◆ **EXERCISE DIRECTIONS**
Read the lines below. Copy out any that hold the string "document".

════

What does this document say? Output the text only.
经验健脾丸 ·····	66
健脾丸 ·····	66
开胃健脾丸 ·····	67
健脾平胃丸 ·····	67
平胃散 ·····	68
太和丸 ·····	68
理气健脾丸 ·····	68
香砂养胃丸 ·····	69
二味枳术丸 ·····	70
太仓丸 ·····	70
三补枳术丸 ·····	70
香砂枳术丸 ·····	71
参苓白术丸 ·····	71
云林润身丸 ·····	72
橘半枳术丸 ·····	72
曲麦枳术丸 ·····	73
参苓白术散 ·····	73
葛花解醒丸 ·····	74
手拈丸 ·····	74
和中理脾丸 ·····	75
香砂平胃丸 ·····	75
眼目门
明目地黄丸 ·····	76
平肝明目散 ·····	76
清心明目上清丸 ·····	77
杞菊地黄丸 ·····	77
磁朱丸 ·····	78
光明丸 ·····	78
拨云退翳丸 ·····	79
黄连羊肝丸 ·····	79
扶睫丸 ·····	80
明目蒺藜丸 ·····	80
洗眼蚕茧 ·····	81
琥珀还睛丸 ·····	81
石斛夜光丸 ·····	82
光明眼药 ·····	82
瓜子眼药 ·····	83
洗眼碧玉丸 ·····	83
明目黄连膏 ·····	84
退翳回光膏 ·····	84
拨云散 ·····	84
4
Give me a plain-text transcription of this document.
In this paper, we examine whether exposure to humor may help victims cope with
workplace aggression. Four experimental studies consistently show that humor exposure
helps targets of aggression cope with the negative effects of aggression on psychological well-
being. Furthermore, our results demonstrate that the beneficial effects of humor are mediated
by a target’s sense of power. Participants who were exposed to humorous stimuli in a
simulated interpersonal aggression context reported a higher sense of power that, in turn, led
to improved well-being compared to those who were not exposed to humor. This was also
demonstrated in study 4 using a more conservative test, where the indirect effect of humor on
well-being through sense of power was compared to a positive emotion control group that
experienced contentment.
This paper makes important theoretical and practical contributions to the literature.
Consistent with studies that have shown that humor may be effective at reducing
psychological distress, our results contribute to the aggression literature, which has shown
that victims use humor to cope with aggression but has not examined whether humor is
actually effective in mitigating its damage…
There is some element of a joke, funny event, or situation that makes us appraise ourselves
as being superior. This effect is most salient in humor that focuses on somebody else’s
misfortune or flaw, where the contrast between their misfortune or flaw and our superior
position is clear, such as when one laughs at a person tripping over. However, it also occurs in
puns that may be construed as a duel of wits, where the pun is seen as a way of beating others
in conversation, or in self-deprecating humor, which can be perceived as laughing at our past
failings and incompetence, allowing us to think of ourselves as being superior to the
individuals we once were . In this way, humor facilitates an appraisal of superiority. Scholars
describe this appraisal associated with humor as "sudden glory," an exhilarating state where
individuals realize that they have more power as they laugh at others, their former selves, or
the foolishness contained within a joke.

════

◆ **SOLUTION TO THE EXERCISE**
What does this document say? Output the text only.
Give me a plain-text transcription of this document.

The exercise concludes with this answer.